PROVIDED PASSAGE
LONDON - Young people are giving up on the search for work depriving society of a generation of skilled workers, a report by a UN agency has warned. It revealed global youth unemployment has risen to near its crisis peak and predicted it will keep rising over the next five years.
The report by the International Labour Organisation (ILO) also warned of the social unrest risked by large swaths of the young population out of work and highlighted a rise in the number of young people neither in employment nor in education or training, the so-called Neet group.
The ILO said the youth unemployment rate, which had been falling after hitting 12.7 per cent in 2009, has climbed this year to 12.6 per cent, and the rate - which covers those aged between 15 and 24 - is forecast to reach 12.8 per cent by 2018.
Painting a grim picture for school leavers and graduates across large parts of the world, the ILO said young people continue to be almost three times more likely than adults to be unemployed. “The weakening of the global recovery in 2012 and 2013 has further aggravated the youth jobs crisis and the queues for available jobs have become longer and longer for some unfortunate jobseekers. So long, in fact, that many youth are giving up on the job search,”said the ILO’s Global Employment Trends for Youth 2013 report.
The ILO report stressed that for those young people who do find work, the outcome is often far from ideal - damaging the prospects of both the individuals and the wider economy.
Increasing numbers are having to settle for part-time work or for temporary jobs. Informal employment among young people remains pervasive and skills mismatch on youth labour markets has become a “persistent and growing trend” with both over-education and over-skilling as well as under-education and under-skilling.
“Such a mismatch makes solutions to the youth employment crisis more difficult to find and more time consuming to implement. Moreover, to the extent that young people in employment are actually overqualified for the job they are doing, society is losing their valuable skills and forfeiting stronger productivity growth that would have been achieved had these young people been employed at their appropriate level of qualification,” the report said.
The ILO warning about a further rise in youth unemployment comes amid mounting expectations that the global economy is expected to slow down. Data for April confirmed that there has been a slowdown in the US, where public sector cuts are taking a toll, and that the Chinese authorities’ stimulus efforts have been less effective than many economists had expected.
The consultancy Capital Economics said there was also little evidence that economic activity is recovering in Japan, while output appears to be contracting in the major core and peripheral eurozone countries.

SUPPLIED MATERIAL
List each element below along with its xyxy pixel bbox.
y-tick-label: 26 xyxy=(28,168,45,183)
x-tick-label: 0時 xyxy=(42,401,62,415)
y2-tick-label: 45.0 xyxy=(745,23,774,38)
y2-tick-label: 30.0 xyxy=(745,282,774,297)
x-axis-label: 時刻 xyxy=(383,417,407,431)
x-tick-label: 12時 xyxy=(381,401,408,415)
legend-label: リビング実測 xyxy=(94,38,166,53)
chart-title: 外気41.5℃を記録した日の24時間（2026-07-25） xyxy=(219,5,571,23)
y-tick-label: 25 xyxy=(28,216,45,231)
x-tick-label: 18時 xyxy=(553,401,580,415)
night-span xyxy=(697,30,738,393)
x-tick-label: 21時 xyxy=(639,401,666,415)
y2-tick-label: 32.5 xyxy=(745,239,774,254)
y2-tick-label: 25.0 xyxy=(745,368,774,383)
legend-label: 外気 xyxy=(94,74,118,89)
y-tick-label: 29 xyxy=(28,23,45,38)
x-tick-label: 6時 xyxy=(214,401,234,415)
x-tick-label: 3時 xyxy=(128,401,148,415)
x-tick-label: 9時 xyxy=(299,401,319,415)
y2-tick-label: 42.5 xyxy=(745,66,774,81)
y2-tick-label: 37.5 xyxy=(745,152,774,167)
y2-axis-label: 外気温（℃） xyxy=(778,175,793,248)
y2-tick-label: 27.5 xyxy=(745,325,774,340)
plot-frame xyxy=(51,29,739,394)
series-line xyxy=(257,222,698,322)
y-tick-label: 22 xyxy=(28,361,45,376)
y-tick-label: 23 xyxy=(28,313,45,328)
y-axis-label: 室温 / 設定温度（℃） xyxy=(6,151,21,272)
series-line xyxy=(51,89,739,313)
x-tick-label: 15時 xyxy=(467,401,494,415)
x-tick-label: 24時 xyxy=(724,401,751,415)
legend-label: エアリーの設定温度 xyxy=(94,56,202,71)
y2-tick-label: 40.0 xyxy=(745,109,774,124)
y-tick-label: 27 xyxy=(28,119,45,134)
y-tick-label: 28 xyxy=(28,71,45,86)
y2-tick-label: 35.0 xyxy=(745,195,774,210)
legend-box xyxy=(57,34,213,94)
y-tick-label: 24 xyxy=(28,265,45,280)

--

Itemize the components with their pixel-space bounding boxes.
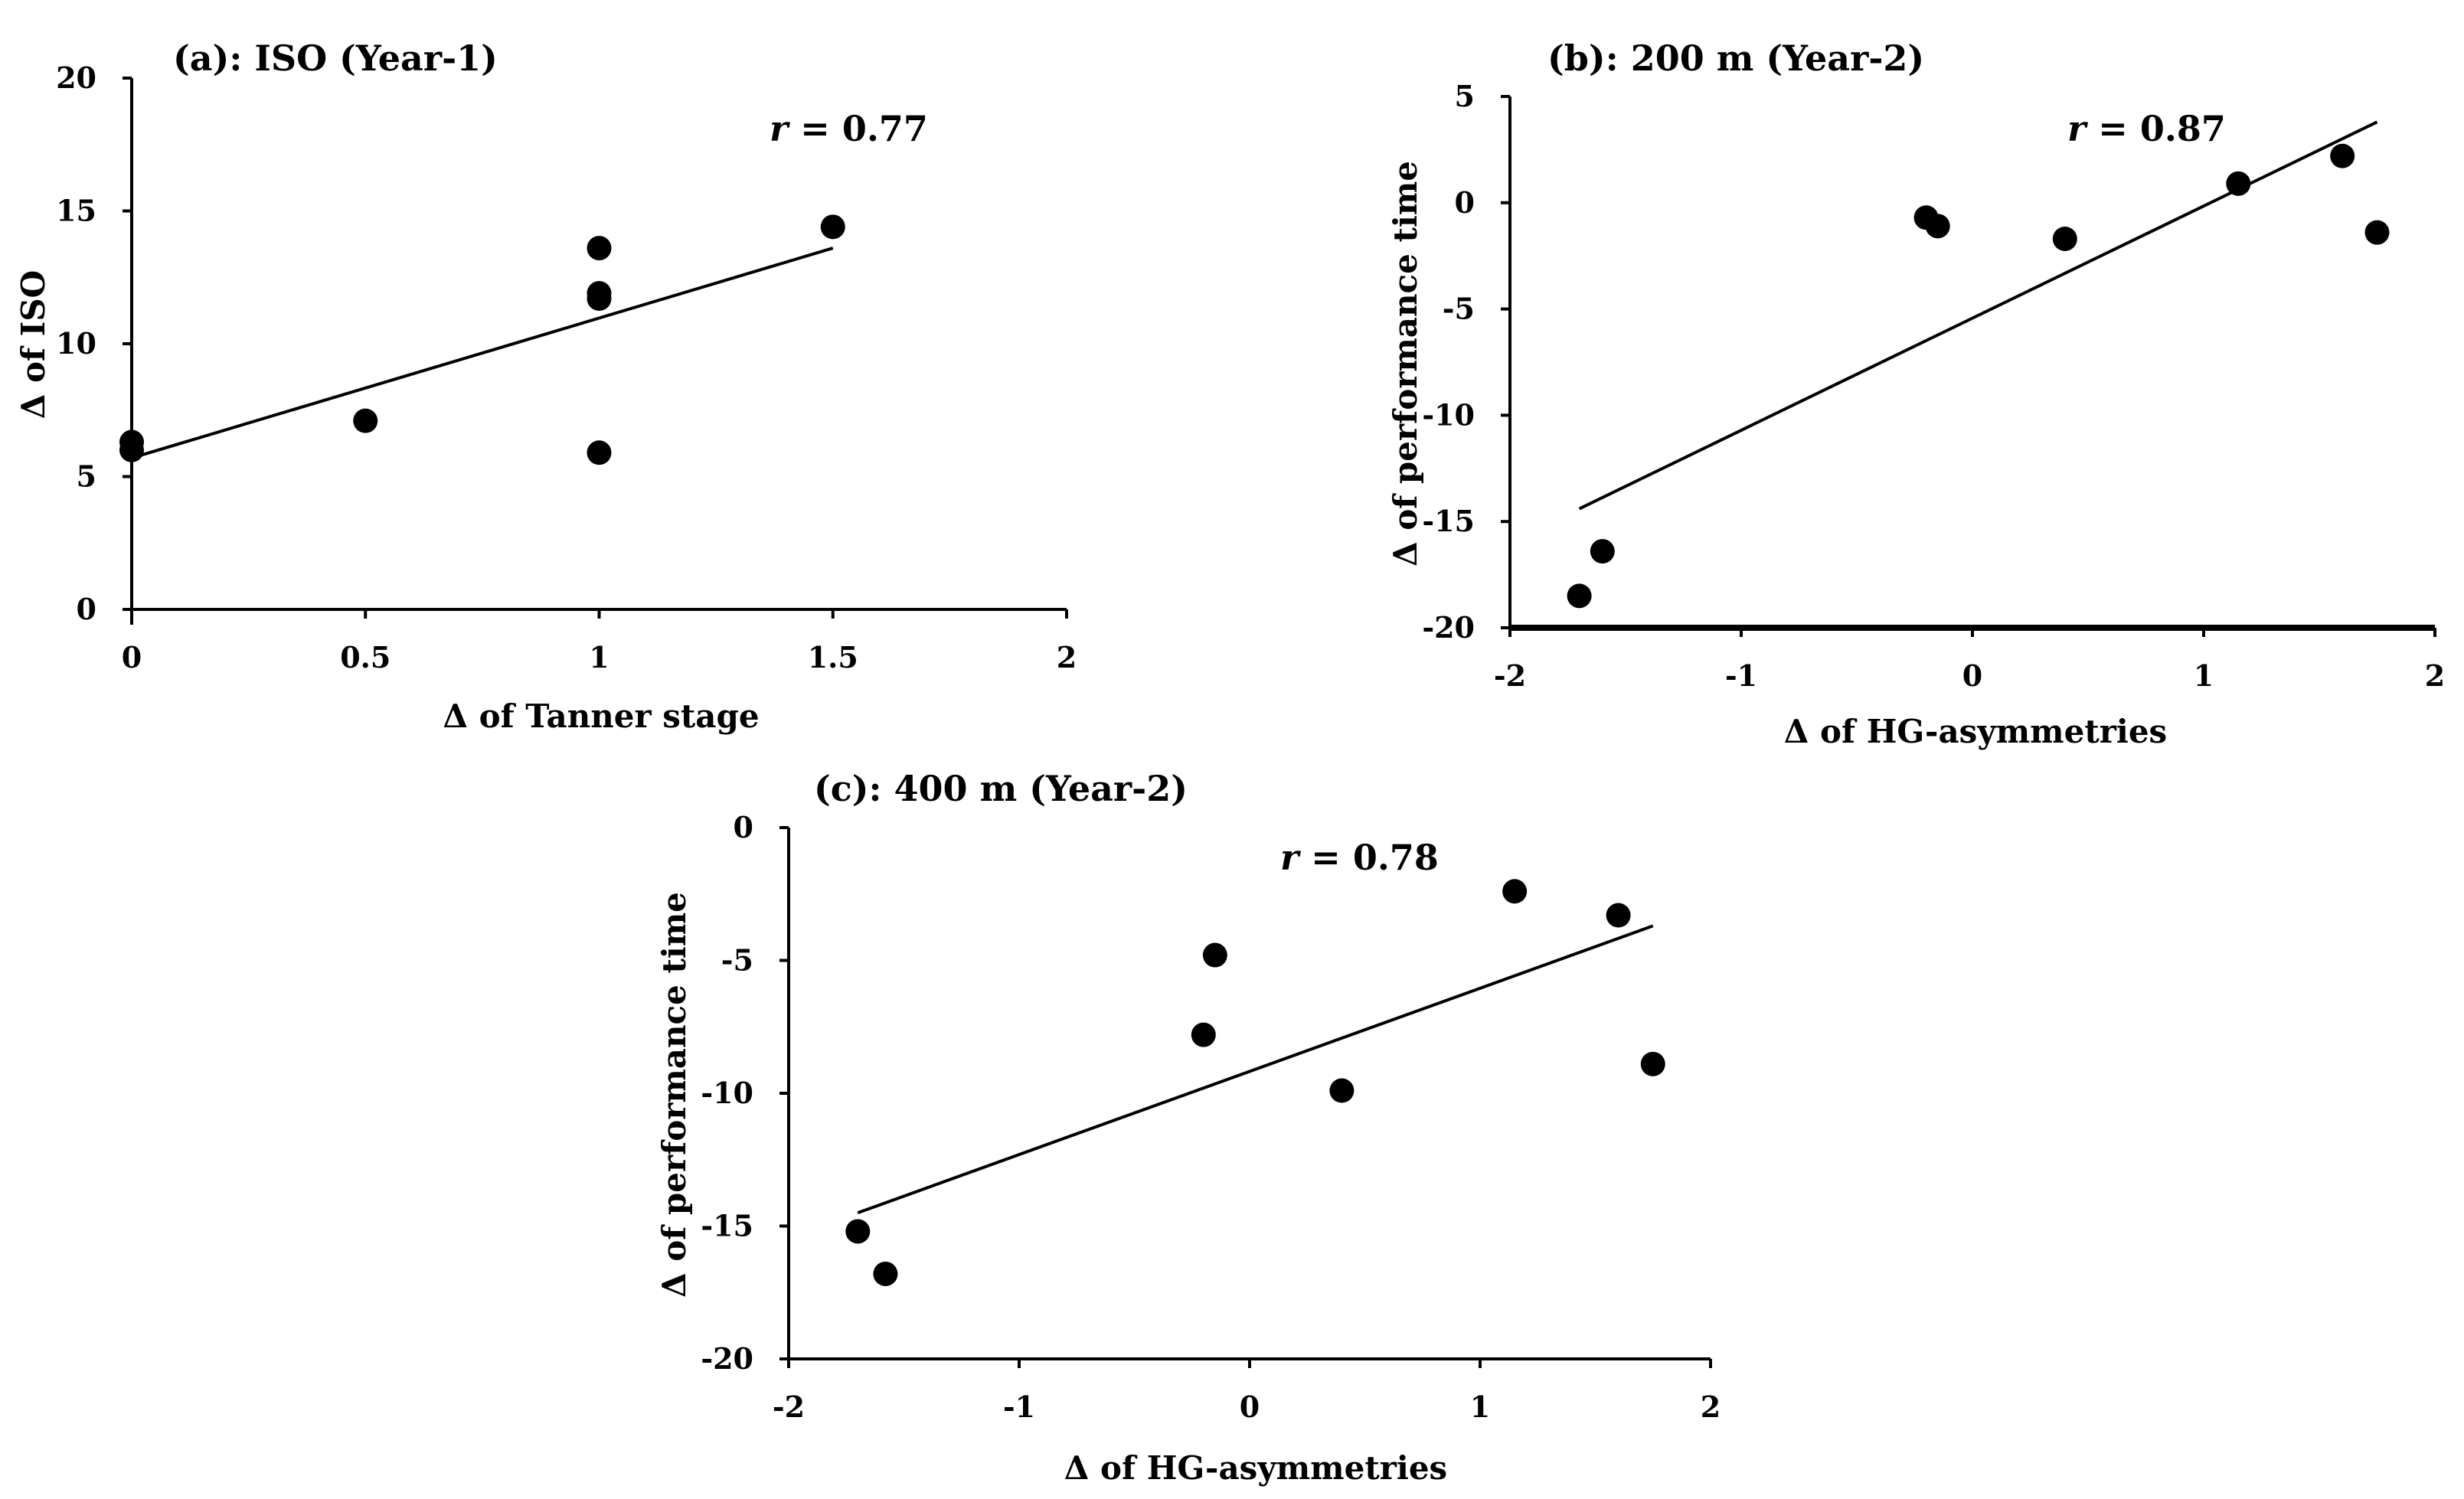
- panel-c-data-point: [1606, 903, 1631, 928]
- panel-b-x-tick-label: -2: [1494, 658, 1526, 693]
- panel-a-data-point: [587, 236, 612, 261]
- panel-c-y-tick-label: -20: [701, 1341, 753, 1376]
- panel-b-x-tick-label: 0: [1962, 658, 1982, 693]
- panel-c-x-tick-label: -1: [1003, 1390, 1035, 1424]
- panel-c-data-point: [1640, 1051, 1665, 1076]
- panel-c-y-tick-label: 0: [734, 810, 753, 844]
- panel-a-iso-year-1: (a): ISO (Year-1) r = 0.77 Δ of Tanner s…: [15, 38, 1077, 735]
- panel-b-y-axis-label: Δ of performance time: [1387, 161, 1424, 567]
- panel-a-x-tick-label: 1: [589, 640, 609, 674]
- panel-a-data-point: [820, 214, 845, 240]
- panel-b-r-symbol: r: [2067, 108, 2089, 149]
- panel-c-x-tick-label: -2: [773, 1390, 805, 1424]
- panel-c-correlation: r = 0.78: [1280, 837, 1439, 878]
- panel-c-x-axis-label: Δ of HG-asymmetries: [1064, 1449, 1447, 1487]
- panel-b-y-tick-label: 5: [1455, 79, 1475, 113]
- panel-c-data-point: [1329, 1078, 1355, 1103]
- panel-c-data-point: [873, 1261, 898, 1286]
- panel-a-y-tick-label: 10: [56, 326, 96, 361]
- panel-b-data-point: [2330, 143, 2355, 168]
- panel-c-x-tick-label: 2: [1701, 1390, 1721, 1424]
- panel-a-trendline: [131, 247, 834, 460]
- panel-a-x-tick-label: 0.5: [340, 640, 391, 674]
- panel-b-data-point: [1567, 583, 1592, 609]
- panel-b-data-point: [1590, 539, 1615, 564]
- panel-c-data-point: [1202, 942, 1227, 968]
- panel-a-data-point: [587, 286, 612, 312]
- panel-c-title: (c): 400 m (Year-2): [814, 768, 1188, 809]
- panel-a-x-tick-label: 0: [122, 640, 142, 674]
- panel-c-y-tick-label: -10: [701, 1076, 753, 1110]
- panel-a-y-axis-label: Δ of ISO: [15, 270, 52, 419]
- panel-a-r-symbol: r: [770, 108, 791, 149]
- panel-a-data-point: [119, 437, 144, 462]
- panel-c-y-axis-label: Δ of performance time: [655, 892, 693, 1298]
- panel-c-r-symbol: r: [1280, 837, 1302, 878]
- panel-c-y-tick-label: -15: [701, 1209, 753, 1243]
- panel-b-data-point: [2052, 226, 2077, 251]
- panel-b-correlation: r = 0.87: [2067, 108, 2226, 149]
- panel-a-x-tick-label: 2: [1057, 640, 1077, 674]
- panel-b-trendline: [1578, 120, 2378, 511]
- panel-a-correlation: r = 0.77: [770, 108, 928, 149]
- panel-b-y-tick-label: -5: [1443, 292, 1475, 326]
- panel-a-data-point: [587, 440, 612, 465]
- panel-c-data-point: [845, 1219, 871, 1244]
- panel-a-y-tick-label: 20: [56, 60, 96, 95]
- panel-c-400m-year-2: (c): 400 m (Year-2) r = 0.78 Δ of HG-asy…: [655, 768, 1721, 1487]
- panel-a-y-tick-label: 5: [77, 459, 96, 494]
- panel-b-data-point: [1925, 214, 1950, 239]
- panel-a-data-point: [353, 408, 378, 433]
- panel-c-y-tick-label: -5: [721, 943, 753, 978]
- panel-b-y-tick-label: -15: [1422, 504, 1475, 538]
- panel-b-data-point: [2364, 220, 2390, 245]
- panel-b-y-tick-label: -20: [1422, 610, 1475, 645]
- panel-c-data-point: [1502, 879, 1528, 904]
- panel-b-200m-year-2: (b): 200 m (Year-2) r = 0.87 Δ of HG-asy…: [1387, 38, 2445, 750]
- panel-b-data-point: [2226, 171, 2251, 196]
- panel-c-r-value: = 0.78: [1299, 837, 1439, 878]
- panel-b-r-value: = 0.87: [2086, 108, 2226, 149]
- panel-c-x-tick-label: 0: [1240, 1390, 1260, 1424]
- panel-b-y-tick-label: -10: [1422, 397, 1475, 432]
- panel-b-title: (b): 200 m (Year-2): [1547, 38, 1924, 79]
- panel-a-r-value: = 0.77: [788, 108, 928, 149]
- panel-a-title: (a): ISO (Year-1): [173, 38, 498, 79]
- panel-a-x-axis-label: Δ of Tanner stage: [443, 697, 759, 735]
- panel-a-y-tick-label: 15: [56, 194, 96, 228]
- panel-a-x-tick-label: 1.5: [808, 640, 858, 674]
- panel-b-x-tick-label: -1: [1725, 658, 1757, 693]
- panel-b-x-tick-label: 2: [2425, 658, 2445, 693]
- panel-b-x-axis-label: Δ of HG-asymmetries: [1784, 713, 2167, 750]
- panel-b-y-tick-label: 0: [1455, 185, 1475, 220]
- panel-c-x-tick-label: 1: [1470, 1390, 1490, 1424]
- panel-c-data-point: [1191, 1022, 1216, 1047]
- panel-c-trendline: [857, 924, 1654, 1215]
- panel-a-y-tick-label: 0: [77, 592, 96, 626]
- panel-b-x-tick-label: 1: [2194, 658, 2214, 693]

THINGS TO DO
[1] According to the youth unemployment article, what is the youth unemployment rate forecast to reach by 2018?
[2] Write the next part of the youth unemployment article, picking up after its final sentence.

EXPECTED RESPONSES
[1] 12.8 per cent.

[2]
“There is still a large amount of surplus capacity in the labour market in most advanced economies,”Capital Economics said. The Neet rate in OECD countries increased by 2.1 percentage points to reach 15.8 per cent between 2008 and 2010. “In other words, around one in six young persons are without a job and not in education or training. In the European countries these trends are more pronounced both before and after the peak of the economic crisis,” the report said.
Neet unemployment is an issue in the UK. A report in March found that a lack of computer skills could be damaging the career chances of young Britons, after more than one in 10 said they did not think their computer skills were good enough to use in the job they want.
The Prince’s Trust said research among 1,378 British 15 to 25-year-olds, including 265 Neets, found that one in 10 cannot send their CV online, while a quarter dreaded filling in online job applications.
Some employers have reacted to the skills shortage by recruiting young people straight from school. Several accountancy firms have established training schemes for A-level students, allowing them to bypass university on their route to a well-paid job. However, just as many employers have moved in the opposite direction, especially in the public sector, where a large number of recruits must have a graduate degree to qualify for an interview.
The increasing use of interns by employers has also put pressure on young people and had the effect of flattering the unemployment level.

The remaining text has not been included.